┌─ Records for processing

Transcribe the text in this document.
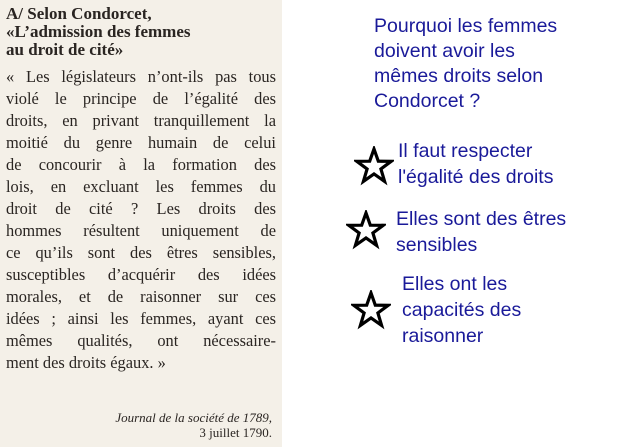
A/ Selon Condorcet,
«L’admission des femmes
au droit de cité»

« Les législateurs n’ont-ils pas tous
violé le principe de l’égalité des
droits, en privant tranquillement la
moitié du genre humain de celui
de concourir à la formation des
lois, en excluant les femmes du
droit de cité ? Les droits des
hommes résultent uniquement de
ce qu’ils sont des êtres sensibles,
susceptibles d’acquérir des idées
morales, et de raisonner sur ces
idées ; ainsi les femmes, ayant ces
mêmes qualités, ont nécessaire-
ment des droits égaux. »
Journal de la société de 1789,
3 juillet 1790.
Pourquoi les femmes
doivent avoir les
mêmes droits selon
Condorcet ?
Il faut respecter
l'égalité des droits
Elles sont des êtres
sensibles
Elles ont les
capacités des
raisonner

└─

• [What is needed]:
Reproduce each line exactly as it appears, omitting the pictures.

• [Task response]:
Transcribe the text in this document.
A/ Selon Condorcet,
«L’admission des femmes
au droit de cité»

« Les législateurs n’ont-ils pas tous
violé le principe de l’égalité des
droits, en privant tranquillement la
moitié du genre humain de celui
de concourir à la formation des
lois, en excluant les femmes du
droit de cité ? Les droits des
hommes résultent uniquement de
ce qu’ils sont des êtres sensibles,
susceptibles d’acquérir des idées
morales, et de raisonner sur ces
idées ; ainsi les femmes, ayant ces
mêmes qualités, ont nécessaire-
ment des droits égaux. »
Journal de la société de 1789,
3 juillet 1790.
Pourquoi les femmes
doivent avoir les
mêmes droits selon
Condorcet ?
Il faut respecter
l'égalité des droits
Elles sont des êtres
sensibles
Elles ont les
capacités des
raisonner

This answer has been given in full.